(THE TASK): State how many lines include "author", giving the number by itself.

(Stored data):
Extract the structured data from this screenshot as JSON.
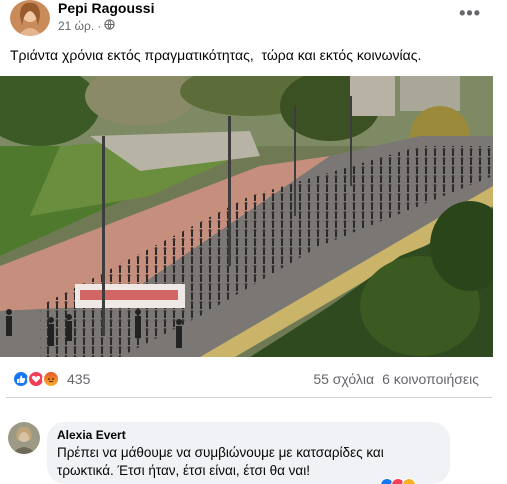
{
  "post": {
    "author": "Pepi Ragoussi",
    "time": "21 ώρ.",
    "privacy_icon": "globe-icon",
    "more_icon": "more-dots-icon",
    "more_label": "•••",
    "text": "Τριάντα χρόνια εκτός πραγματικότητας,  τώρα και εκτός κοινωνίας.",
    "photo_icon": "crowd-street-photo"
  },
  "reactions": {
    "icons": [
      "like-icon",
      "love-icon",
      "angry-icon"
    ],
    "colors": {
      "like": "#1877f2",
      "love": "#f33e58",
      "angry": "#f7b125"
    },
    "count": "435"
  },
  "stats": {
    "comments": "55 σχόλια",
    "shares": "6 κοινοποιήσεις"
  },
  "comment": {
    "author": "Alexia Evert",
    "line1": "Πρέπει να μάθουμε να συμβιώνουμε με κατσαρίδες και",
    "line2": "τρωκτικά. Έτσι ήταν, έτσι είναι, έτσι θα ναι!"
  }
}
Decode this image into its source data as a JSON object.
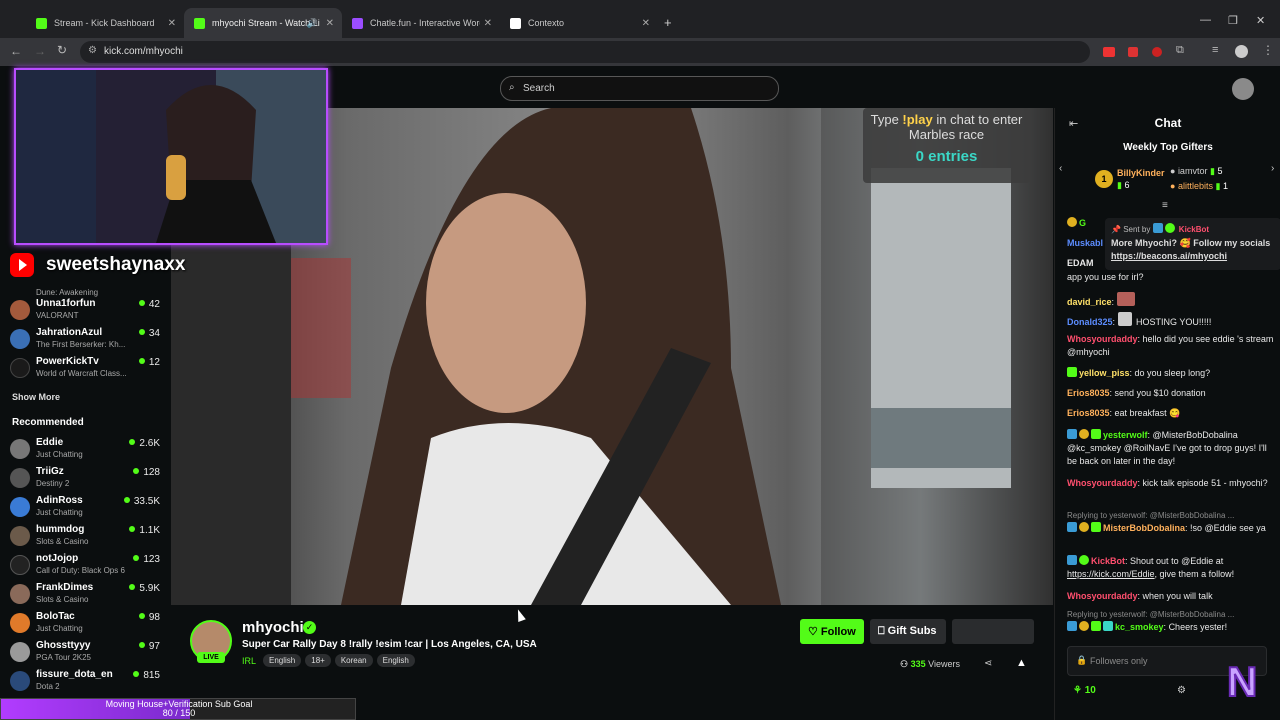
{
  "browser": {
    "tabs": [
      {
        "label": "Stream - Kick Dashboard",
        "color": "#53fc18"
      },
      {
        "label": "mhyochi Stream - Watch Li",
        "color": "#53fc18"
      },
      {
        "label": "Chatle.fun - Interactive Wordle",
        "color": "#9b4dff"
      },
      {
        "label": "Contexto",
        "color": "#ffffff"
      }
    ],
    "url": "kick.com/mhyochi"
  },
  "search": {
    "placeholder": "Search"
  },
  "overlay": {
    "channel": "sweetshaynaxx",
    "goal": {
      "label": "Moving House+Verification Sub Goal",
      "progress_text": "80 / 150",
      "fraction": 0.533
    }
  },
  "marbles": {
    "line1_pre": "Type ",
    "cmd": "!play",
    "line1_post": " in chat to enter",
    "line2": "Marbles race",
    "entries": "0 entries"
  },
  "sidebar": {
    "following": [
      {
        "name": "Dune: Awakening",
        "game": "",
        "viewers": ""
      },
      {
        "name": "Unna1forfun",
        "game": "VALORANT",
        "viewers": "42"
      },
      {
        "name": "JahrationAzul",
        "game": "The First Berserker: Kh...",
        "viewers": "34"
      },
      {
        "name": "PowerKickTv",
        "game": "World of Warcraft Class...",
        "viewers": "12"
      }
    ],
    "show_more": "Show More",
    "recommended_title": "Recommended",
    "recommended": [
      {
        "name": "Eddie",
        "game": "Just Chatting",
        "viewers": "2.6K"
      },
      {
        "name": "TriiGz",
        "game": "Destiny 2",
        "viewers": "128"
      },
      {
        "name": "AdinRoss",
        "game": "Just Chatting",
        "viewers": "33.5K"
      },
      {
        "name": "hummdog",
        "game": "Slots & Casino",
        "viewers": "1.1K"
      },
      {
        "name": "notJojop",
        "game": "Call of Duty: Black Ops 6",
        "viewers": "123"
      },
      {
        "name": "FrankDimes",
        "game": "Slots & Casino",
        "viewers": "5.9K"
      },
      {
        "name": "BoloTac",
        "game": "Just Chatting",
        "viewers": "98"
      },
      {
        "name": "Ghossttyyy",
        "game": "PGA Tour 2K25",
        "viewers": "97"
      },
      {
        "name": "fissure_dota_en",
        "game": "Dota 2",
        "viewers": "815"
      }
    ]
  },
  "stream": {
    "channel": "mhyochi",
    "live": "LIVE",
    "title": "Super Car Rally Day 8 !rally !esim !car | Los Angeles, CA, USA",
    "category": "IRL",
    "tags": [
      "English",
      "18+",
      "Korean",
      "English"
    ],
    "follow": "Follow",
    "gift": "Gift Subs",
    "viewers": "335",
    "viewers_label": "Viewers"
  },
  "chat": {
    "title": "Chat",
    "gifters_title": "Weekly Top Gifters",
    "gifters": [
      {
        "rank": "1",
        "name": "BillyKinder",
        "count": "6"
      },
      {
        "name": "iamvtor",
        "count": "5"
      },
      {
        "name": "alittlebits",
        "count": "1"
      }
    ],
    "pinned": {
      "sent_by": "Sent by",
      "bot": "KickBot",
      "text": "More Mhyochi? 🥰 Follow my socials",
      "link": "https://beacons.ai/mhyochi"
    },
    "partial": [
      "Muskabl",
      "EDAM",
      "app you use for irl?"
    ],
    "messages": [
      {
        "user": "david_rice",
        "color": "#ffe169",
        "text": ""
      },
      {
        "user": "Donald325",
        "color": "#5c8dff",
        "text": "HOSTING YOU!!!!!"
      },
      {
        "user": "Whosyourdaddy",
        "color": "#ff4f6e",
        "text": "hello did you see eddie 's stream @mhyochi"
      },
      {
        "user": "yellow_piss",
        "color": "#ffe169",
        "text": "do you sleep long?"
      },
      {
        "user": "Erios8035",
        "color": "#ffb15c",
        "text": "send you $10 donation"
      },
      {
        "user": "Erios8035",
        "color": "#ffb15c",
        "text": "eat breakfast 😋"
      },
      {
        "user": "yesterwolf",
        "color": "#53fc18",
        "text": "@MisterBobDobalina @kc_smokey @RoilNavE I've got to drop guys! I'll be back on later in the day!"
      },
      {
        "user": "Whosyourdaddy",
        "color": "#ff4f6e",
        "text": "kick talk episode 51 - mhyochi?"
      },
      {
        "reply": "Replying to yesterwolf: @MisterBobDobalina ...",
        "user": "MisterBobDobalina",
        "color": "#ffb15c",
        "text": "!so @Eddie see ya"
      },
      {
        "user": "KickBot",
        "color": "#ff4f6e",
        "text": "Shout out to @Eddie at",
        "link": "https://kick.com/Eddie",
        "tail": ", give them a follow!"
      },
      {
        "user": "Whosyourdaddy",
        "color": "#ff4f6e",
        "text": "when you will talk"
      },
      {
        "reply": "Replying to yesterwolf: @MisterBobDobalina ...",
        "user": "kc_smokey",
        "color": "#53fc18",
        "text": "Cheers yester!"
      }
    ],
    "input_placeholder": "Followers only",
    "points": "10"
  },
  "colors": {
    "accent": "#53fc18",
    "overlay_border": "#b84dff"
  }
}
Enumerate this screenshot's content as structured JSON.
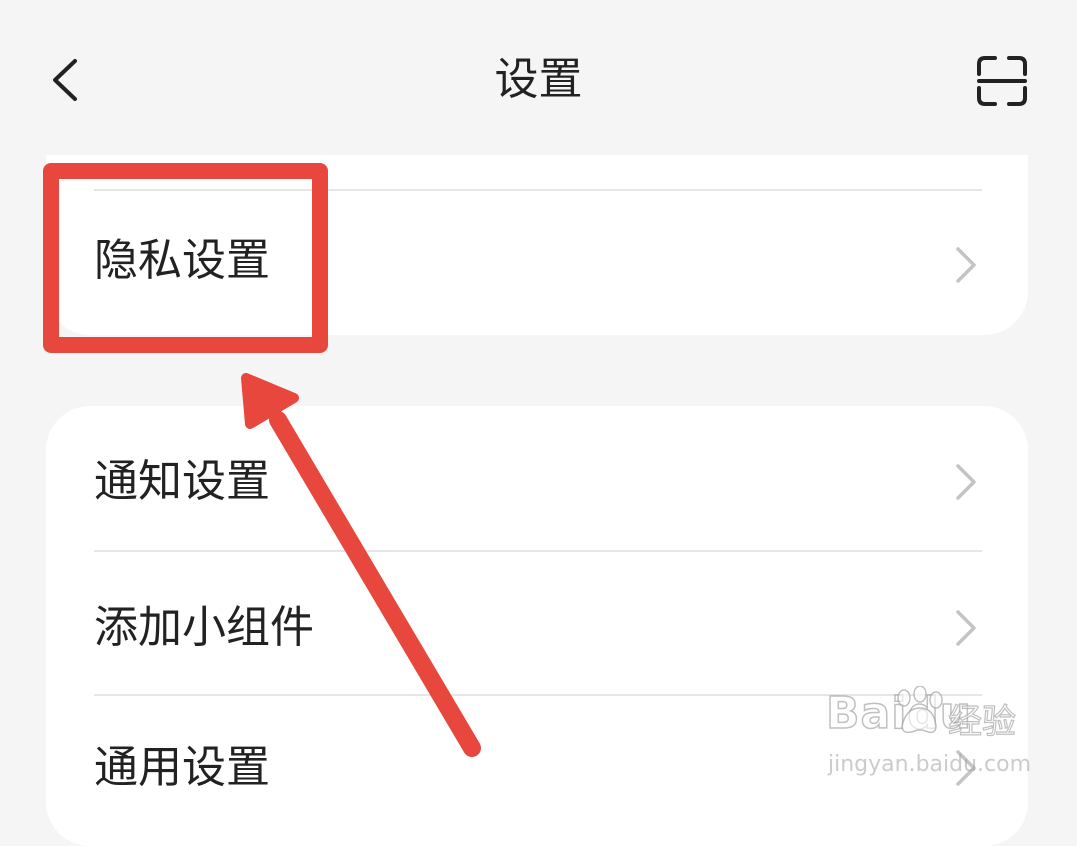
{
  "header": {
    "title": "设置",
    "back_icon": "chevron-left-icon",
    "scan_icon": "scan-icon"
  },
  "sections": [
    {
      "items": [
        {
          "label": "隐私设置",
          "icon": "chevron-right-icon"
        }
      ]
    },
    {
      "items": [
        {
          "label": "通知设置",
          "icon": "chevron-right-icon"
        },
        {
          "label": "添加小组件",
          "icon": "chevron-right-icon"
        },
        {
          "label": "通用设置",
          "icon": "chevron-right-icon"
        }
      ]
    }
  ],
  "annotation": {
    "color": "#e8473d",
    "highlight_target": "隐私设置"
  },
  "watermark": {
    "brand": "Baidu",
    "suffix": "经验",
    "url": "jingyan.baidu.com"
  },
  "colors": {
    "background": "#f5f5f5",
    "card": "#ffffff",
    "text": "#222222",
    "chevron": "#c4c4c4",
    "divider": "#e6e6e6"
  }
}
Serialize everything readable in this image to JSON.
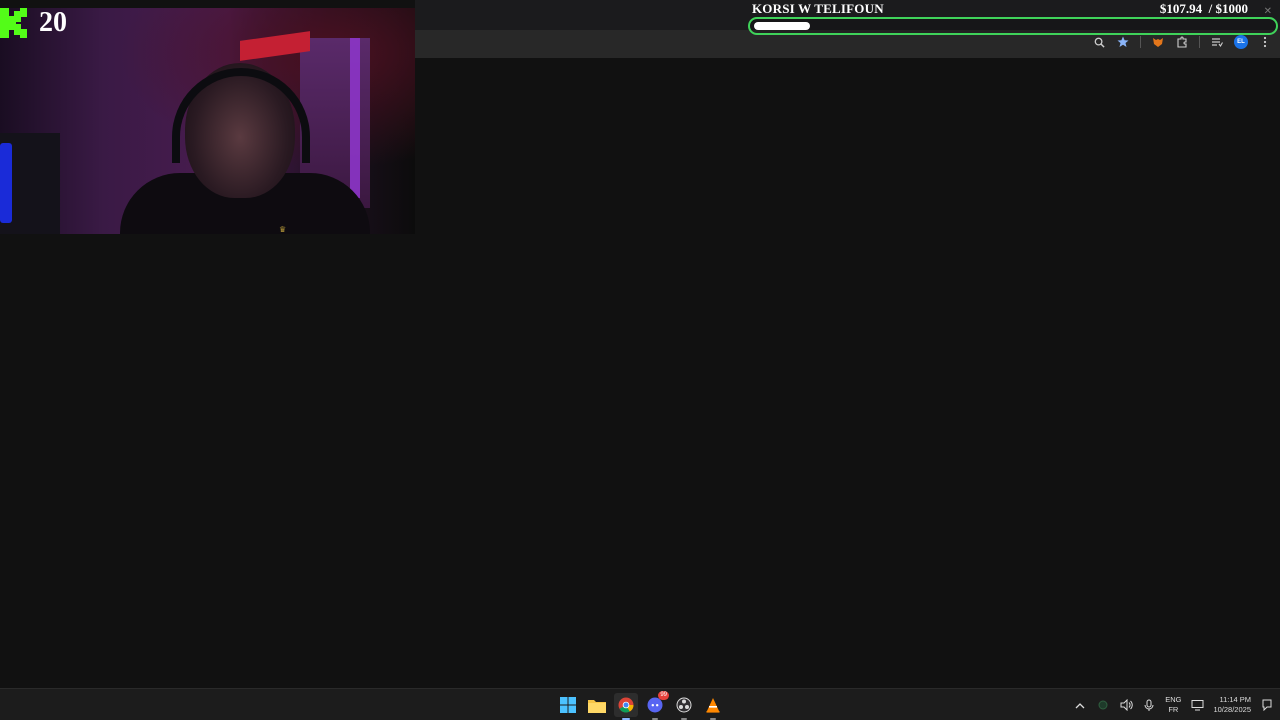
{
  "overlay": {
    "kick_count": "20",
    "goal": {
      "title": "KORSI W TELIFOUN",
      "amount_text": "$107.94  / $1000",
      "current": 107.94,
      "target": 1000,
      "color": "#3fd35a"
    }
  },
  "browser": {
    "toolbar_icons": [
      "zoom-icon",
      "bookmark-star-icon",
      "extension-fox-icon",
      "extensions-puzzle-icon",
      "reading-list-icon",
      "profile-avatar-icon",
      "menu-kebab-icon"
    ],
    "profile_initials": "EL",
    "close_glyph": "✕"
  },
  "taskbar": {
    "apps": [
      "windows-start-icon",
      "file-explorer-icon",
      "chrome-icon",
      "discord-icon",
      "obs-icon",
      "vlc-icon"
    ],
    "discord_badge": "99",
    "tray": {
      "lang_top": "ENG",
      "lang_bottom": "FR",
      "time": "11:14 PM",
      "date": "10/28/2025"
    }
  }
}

(EXERCISE SOLUTION): 2